EXERCISE GOAL: Search the listing below for "Рыбников". Copy each matching line.

EXTRACTED ENTRIES:
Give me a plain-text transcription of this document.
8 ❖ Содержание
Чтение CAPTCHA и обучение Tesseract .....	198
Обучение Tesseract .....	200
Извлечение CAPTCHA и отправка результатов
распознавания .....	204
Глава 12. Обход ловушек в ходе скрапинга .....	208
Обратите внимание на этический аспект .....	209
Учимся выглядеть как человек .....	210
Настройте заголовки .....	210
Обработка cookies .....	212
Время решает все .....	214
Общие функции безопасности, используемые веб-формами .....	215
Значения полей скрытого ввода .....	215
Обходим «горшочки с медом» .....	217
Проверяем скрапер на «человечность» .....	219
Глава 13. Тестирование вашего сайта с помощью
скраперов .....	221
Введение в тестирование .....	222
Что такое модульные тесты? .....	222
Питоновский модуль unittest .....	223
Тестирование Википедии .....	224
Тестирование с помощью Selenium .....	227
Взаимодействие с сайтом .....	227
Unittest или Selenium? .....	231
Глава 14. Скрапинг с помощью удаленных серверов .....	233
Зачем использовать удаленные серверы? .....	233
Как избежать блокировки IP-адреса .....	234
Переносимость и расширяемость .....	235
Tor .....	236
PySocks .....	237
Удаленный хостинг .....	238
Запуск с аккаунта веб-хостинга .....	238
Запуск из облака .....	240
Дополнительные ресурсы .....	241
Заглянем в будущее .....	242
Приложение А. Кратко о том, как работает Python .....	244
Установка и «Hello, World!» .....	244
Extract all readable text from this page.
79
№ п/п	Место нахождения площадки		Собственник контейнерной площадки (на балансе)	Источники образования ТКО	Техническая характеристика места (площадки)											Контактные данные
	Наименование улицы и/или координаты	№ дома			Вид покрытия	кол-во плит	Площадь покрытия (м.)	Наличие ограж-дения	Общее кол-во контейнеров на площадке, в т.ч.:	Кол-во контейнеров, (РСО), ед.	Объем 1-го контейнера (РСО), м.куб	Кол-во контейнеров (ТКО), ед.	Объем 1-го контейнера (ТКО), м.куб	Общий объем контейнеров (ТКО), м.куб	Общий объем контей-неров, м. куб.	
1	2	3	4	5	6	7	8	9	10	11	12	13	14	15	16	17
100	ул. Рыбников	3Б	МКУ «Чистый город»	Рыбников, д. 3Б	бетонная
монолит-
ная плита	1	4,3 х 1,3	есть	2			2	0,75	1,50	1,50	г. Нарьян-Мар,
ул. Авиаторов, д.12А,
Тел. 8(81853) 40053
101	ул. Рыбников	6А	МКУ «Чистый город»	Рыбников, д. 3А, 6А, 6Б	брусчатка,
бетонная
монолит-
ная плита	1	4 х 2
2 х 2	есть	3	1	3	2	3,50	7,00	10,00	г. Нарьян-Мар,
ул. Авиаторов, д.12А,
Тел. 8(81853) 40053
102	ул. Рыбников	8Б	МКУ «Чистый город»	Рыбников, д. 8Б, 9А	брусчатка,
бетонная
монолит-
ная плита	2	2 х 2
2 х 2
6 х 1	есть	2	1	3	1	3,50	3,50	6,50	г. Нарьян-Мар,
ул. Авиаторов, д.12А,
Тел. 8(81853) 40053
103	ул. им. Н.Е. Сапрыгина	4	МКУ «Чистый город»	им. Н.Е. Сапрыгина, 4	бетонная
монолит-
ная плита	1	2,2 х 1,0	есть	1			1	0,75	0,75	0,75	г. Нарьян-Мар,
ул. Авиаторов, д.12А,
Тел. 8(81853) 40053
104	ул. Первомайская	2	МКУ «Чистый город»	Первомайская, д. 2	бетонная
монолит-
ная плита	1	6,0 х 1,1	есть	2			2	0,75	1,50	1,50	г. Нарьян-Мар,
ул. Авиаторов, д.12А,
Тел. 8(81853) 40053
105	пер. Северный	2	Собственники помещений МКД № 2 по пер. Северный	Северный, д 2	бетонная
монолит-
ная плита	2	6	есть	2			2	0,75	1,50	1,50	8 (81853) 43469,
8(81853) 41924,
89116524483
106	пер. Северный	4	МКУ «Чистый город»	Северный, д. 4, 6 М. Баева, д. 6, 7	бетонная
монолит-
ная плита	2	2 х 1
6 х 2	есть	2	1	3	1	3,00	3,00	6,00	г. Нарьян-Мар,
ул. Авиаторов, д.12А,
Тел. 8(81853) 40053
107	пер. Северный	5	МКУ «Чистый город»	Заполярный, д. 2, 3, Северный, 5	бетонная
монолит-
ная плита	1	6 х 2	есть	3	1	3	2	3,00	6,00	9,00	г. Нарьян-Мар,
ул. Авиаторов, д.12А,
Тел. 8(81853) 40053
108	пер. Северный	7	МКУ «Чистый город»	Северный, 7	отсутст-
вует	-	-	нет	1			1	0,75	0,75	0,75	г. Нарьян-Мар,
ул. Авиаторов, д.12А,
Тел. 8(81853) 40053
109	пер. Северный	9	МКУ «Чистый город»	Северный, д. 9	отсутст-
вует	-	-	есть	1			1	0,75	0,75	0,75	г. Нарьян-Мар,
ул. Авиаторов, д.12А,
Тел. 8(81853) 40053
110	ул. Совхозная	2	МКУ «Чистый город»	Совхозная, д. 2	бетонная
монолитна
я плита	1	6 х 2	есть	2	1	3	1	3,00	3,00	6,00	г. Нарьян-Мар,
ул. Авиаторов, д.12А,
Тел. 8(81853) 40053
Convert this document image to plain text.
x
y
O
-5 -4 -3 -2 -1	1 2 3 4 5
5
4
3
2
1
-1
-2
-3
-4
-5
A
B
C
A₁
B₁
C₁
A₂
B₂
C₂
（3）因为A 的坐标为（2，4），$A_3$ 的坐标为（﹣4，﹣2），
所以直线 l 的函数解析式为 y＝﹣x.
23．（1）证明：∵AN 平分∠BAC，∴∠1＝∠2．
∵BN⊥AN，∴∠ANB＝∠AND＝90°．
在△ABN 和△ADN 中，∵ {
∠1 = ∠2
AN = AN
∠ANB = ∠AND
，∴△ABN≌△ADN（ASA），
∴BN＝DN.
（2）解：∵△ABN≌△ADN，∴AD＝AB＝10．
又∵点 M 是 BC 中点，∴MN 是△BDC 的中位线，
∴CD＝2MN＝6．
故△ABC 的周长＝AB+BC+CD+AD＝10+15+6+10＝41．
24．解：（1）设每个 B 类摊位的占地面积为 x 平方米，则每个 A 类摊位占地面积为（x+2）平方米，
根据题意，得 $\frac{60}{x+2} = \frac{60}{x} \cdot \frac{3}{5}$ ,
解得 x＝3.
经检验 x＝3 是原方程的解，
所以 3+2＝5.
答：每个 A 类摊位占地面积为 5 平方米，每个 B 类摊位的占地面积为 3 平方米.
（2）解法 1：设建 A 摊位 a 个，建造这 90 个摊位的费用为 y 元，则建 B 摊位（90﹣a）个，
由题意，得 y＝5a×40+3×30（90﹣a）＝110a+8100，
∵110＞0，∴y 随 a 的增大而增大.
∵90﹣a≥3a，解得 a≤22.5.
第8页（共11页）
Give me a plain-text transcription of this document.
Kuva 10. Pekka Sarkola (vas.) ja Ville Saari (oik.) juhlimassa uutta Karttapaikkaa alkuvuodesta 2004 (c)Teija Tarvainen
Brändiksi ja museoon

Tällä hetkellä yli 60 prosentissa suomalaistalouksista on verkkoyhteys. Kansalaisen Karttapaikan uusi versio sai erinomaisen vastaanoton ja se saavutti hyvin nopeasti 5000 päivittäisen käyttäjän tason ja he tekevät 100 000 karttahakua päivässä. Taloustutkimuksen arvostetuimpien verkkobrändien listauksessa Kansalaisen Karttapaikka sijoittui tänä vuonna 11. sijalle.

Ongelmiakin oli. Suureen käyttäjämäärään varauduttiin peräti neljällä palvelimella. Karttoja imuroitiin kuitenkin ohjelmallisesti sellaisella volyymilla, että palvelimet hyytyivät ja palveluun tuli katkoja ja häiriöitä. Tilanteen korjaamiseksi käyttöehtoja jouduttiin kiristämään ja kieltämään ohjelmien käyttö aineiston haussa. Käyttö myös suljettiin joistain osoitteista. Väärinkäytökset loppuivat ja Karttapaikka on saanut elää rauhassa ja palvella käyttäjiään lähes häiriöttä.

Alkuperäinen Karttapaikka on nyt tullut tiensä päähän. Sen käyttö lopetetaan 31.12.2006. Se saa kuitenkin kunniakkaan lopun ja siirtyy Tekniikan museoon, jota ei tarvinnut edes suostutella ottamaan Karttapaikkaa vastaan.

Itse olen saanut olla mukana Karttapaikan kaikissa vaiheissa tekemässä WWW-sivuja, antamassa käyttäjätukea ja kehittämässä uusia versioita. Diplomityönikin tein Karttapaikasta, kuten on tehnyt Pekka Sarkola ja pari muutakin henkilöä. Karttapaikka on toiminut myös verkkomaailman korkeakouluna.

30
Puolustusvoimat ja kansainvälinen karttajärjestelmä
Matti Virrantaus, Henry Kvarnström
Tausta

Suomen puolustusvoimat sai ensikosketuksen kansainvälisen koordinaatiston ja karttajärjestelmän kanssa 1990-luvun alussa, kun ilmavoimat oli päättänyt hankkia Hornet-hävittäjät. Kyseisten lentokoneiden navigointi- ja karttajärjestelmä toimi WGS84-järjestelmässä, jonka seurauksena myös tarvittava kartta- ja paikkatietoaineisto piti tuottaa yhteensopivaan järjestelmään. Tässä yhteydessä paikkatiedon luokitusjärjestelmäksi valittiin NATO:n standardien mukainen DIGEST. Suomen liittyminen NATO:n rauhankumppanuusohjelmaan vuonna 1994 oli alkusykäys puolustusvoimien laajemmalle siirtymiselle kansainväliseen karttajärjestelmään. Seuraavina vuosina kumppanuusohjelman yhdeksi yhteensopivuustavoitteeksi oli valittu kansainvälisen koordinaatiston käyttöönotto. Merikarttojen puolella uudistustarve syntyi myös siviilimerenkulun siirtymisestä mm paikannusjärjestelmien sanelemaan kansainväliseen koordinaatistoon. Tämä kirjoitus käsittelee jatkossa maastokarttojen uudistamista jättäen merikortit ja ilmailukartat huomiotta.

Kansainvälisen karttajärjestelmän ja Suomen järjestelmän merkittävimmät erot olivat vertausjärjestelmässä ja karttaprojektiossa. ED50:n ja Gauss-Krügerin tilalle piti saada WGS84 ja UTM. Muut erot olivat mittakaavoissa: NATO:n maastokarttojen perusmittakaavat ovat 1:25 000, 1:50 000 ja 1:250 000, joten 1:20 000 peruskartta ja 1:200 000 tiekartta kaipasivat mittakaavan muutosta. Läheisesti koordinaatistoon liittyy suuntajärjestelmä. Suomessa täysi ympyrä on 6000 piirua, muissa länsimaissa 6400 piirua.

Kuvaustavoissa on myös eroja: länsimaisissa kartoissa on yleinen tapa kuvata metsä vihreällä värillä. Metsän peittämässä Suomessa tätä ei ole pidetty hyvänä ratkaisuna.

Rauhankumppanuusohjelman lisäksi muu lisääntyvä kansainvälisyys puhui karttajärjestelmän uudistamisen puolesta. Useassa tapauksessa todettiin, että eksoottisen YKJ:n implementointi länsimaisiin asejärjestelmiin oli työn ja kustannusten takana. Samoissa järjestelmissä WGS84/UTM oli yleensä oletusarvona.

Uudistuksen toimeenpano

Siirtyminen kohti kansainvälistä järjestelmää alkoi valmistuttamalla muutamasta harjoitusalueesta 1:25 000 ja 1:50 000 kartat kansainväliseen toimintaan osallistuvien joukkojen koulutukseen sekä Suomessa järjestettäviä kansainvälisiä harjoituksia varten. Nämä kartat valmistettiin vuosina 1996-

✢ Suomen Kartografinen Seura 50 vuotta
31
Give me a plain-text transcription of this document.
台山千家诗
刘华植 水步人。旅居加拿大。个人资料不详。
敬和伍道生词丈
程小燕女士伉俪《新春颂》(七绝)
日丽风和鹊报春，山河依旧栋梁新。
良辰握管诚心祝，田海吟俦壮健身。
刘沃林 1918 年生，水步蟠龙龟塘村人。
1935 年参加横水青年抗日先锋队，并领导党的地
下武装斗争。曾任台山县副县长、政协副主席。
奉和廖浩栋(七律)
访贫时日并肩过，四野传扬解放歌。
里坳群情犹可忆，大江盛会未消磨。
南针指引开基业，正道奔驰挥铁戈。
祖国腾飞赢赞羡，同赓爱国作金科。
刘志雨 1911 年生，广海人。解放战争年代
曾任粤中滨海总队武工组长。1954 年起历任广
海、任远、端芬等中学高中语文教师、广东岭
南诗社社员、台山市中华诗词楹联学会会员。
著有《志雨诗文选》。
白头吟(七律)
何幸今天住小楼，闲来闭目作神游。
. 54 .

WRITTEN SOLUTION:
100	ул. Рыбников	3Б	МКУ «Чистый город»	Рыбников, д. 3Б	бетонная
101	ул. Рыбников	6А	МКУ «Чистый город»	Рыбников, д. 3А, 6А, 6Б	брусчатка,
102	ул. Рыбников	8Б	МКУ «Чистый город»	Рыбников, д. 8Б, 9А	брусчатка,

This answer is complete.